**TASK INSTRUCTIONS**
Reproduce the passage on cloud adoption word for word, starting at "The worldwide public" and ending at "digital business capabilities.".

**EXCERPTED PASSAGE**
⁂
As the pace of cloud adoption accelerates around the Western world and begins to pick up speed in laggard regions like the Middle East and North Africa, the race to be in the number one position is beginning to take its toll on global incumbents.
The inorganic process of growth, through acquisition of products and smaller players, while attractive to shareholders and their book of accounts, has begun to play havoc with the vision of an integrated portfolio of cloud products that work well with each other. One particular race that has begun to extract its toll is the movement of ERP to the public cloud or SaaS.
The worldwide public cloud services market is forecast to grow 17% in 2020 to total $266.4 billion, up from $227.8 billion in 2019, according to Gartner. At this point, cloud adoption is mainstream. The expectations of the outcomes associated with cloud investments therefore are also higher. Adoption of next-generation solutions are almost always cloud-enhanced solutions, meaning they build on the strengths of a cloud platform to deliver digital business capabilities.
⁂
**DATA EXCERPTS**
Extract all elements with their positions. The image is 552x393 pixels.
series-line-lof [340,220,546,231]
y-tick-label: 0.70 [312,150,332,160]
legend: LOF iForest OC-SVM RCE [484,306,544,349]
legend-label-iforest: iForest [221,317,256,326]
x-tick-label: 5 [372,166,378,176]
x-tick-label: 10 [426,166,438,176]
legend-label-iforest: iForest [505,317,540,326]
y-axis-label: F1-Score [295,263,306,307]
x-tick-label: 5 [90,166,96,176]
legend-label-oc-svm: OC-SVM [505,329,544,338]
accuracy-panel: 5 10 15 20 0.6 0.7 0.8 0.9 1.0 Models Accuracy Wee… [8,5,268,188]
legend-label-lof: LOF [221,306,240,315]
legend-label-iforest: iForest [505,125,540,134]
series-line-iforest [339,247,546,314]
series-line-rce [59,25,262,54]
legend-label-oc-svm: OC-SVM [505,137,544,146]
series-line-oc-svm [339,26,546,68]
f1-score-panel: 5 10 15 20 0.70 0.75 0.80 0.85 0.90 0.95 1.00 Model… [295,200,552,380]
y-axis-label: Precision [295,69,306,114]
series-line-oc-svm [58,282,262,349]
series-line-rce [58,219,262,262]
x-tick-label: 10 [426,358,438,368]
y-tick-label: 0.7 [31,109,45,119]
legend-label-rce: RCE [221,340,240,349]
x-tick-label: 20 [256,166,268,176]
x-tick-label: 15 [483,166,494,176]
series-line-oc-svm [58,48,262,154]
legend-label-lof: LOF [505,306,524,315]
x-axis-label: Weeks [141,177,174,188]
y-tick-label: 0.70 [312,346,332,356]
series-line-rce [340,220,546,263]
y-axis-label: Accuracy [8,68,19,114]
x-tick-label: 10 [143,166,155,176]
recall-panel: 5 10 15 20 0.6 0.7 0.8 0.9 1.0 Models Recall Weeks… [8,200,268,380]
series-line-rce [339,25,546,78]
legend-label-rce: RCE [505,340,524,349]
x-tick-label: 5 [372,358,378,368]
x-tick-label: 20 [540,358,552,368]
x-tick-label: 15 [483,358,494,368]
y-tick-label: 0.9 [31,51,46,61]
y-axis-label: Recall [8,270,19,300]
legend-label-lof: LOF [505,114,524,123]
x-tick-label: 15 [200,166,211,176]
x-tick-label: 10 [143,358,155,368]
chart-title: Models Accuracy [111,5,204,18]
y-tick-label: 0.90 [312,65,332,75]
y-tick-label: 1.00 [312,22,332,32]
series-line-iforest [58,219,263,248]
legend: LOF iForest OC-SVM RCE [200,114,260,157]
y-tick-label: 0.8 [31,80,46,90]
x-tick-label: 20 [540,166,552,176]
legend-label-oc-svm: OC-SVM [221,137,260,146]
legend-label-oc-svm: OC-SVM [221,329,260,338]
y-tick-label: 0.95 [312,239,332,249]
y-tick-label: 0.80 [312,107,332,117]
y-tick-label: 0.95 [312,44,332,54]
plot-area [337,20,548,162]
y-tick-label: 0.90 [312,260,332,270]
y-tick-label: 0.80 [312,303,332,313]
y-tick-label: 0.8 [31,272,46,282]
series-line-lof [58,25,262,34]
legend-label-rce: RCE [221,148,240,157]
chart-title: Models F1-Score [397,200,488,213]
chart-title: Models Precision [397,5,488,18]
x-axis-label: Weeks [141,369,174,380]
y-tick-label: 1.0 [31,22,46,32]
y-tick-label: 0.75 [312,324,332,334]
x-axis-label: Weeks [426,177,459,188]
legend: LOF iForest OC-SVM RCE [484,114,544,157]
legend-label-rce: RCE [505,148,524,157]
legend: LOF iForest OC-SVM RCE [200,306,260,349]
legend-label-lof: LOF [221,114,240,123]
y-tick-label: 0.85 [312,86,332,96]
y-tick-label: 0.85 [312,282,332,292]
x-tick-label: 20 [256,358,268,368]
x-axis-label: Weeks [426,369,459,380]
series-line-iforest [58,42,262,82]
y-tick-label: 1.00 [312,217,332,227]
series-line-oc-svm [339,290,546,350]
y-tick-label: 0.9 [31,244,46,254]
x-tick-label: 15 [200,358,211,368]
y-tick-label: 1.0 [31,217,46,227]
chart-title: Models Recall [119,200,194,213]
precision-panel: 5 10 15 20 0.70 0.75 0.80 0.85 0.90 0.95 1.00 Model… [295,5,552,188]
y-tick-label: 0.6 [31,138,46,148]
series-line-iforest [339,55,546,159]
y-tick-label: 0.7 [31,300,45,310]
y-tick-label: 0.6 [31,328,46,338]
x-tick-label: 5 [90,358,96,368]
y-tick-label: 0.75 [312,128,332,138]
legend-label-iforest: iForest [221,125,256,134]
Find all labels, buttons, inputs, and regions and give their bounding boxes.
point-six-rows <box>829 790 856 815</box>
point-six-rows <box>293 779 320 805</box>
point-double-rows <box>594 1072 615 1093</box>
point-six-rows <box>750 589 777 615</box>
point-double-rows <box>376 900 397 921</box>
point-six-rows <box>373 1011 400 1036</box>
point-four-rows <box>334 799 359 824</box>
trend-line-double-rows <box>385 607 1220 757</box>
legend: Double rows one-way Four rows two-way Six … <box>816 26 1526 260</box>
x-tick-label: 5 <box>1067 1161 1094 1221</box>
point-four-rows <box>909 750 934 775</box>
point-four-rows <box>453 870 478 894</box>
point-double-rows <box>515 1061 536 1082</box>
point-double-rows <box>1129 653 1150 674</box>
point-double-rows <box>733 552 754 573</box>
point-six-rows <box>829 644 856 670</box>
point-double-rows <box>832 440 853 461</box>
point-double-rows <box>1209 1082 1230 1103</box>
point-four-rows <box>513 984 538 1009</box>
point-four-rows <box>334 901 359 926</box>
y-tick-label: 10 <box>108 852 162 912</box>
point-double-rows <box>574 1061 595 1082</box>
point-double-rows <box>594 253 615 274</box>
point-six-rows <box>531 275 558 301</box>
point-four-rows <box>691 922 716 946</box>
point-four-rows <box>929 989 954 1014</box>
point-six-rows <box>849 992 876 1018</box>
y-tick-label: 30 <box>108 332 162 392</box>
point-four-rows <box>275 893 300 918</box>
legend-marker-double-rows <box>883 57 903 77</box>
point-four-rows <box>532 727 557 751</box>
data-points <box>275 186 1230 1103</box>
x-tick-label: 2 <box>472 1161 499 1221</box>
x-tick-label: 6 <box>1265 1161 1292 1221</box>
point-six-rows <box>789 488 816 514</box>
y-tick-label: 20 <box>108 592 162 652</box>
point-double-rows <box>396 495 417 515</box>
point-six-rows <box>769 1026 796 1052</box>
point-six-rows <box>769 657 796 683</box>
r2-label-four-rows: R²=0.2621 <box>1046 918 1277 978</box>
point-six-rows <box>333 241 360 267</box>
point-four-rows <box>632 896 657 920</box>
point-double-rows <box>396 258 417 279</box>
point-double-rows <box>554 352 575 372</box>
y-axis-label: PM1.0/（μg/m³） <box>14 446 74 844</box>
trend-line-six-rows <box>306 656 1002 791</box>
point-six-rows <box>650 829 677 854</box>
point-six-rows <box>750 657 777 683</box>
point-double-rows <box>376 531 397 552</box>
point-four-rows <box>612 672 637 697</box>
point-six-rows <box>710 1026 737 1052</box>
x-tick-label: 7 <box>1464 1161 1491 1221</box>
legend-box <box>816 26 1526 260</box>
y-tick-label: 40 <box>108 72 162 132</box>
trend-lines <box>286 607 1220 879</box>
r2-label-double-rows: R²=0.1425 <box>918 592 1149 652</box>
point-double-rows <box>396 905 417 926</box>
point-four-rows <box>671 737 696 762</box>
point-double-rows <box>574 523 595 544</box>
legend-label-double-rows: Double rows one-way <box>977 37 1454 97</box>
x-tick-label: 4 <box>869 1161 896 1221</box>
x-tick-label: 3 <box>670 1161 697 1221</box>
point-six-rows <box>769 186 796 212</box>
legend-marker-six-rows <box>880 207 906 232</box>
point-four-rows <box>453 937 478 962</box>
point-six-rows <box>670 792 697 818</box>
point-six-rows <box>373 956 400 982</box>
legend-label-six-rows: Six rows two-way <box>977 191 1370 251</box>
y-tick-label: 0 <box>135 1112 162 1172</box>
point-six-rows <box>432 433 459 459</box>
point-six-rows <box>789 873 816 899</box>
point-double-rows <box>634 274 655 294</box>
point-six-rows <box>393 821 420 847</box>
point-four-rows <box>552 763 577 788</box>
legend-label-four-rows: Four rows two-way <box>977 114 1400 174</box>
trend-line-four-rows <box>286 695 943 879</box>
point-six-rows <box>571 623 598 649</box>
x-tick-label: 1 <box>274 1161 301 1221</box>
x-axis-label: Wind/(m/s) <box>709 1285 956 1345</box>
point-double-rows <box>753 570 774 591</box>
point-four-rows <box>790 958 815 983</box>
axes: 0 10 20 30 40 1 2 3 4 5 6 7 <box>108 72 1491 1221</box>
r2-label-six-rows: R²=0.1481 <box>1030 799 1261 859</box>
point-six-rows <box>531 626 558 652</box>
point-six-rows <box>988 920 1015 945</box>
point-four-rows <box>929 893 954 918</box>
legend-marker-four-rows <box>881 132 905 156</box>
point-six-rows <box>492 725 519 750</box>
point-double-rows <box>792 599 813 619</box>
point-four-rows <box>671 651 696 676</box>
⁂
**WRITTEN ANSWER**
The worldwide public cloud services market is forecast to grow 17% in 2020 to total $266.4 billion, up from $227.8 billion in 2019, according to Gartner. At this point, cloud adoption is mainstream. The expectations of the outcomes associated with cloud investments therefore are also higher. Adoption of next-generation solutions are almost always cloud-enhanced solutions, meaning they build on the strengths of a cloud platform to deliver digital business capabilities.